__To-do list__.
a) Decide whether each statement agrees with the movie theatre text below: (i) A Gold Class ticket costs about 500 baht; (ii) the Thai censors cut the scenes of carnage; (iii) viewers stay for the credits. Give yes or no for each, with the deciding words from the text quoted.
b) Retype everything in the movie theatre text from "That was the" down to "unblurred and unfettered.", keeping both ends.

I had heard about the opulent movie theatres here and wanted to check them out. Their slogan at the Grand EGV is “We’ll treat you like a star,” and I have to say it’s kind of true. It is expensive by Thai standards, but is pretty cool. A Gold Class ticket will cost about 500 baht (about $16 Canadian), and entitles you to choose your seat, use the Gold Class lounge and sit in a special VIP theatre. The theatre is quite large with rows of large, red leather overstuffed seats that resemble a cross between a Lazy Boy and an airplane seat. The seats recline to an almost flat position, and should you feel a little chilly there is also a blanket and a pillow. There are conveniently placed tables for your snacks, and when you order a drink, it comes in a glass not a plastic container. If you need anything you just alert the hostess or host who seated you and they will take your order.

That was the good part. The bad part was that I the only movie playing there that I hadn’t already seen was House of the Dead, a z-grade zombie flick based on a video game and shot in Vancouver. I like horror movies, but this is so bad I almost have to wonder if it wasn’t meant to be a spoof of brainless teen slasher / zombie b-movies. There is a great deal of gory stuff, zombies and humans get their heads blown off, legs are ripped from their sockets and at least one hottie gets thrown-up on. It’s pretty graphic, which apparently is OK with the Thai censors who let the scenes of carnage through with no cuts, but crudely blurred out the breasts of two of the lead actresses – but only when they were on land, when they were swimming underwater the breasts were unblurred and unfettered.

Even though the movie was a horrible waste of time, the experience was great. Like North America there were lots of trailers, and several annoying ads, but unlike our movie going experience, Thais are expected to stand and “pay respect to The King,” while the national anthem plays. Just like North America, though, nobody stays for the credits.

Tonight we a trip planned to Pat Pong, a notorious area of town named after its one time owner, Chinese millionaire Khum Patpongpanit. It is probably the most famous red-light district in the world, stemming from its origins in the 1960s when dozens of Go-Go bars sprung up here to entertain airline crews and GIs on leave from the Vietnam War.

[Element box records]

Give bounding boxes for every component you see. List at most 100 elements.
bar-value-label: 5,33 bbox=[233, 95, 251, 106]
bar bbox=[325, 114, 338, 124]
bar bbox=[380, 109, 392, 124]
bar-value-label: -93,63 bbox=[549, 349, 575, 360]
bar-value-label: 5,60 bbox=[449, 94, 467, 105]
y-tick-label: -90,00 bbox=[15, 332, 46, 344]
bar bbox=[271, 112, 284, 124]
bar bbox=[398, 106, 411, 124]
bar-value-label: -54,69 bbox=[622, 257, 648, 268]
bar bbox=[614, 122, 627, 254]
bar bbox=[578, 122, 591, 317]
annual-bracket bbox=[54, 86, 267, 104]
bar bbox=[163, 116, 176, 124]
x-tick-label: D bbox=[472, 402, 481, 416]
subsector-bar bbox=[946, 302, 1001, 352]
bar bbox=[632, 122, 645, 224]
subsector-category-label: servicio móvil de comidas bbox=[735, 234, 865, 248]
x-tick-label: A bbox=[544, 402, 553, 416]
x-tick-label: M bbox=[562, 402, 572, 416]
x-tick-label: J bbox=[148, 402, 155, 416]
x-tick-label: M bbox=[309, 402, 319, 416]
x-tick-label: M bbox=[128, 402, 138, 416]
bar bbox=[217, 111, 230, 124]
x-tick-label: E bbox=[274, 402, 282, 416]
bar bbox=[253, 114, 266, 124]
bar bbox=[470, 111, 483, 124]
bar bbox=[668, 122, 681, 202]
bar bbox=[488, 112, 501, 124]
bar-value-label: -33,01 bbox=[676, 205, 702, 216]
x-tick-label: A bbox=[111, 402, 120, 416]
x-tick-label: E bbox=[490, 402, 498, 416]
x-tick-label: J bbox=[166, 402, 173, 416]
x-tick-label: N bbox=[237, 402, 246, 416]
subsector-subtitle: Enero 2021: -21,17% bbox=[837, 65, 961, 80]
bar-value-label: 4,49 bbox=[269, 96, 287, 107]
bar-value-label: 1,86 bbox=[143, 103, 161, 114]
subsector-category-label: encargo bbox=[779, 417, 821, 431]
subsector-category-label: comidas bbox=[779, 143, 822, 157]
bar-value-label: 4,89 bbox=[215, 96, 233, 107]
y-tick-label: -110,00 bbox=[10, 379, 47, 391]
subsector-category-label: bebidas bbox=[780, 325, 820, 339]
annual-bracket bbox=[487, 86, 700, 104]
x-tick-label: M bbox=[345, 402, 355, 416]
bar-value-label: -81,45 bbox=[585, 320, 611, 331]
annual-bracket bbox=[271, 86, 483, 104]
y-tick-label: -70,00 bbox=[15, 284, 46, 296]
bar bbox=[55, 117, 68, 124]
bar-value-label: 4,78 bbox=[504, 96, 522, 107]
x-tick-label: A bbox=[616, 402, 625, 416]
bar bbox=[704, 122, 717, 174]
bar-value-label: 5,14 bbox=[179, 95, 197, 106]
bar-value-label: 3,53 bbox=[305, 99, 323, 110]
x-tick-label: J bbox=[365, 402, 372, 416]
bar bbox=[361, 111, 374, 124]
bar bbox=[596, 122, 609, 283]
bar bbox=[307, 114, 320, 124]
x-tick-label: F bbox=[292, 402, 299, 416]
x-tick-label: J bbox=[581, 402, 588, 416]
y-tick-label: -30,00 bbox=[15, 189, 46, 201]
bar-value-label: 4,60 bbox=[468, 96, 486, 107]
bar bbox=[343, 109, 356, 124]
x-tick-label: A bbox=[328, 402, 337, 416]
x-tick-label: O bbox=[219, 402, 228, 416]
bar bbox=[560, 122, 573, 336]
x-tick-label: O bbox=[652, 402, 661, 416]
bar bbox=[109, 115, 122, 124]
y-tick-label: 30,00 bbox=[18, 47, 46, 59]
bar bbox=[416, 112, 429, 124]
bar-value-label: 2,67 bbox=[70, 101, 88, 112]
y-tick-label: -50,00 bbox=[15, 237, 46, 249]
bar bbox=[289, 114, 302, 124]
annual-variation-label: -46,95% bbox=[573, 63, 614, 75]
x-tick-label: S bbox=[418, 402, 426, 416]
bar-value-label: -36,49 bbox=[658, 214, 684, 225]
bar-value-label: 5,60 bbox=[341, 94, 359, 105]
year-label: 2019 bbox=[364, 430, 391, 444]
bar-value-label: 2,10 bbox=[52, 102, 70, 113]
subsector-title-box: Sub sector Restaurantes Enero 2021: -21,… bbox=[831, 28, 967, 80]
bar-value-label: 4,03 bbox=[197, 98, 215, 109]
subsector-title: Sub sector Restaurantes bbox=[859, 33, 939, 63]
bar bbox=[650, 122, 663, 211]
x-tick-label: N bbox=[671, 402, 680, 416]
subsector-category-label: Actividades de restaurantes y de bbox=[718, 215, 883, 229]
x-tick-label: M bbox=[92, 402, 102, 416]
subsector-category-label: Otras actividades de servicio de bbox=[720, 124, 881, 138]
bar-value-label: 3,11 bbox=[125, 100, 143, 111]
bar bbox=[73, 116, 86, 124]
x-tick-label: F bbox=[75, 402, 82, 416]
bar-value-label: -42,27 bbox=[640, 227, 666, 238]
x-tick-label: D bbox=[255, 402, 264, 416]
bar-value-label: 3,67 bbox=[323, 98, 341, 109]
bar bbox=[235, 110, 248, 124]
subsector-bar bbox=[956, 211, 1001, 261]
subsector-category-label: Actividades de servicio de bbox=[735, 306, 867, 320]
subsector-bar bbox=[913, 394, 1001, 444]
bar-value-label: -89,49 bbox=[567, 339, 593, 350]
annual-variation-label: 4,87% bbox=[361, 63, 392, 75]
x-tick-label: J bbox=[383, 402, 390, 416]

__Responses by task__.
a)
(i) Yes: "A Gold Class ticket will cost about 500 baht (about $16 Canadian)"
(ii) No: "let the scenes of carnage through with no cuts"
(iii) No: "nobody stays for the credits"

b)
That was the good part. The bad part was that I the only movie playing there that I hadn’t already seen was House of the Dead, a z-grade zombie flick based on a video game and shot in Vancouver. I like horror movies, but this is so bad I almost have to wonder if it wasn’t meant to be a spoof of brainless teen slasher / zombie b-movies. There is a great deal of gory stuff, zombies and humans get their heads blown off, legs are ripped from their sockets and at least one hottie gets thrown-up on. It’s pretty graphic, which apparently is OK with the Thai censors who let the scenes of carnage through with no cuts, but crudely blurred out the breasts of two of the lead actresses – but only when they were on land, when they were swimming underwater the breasts were unblurred and unfettered.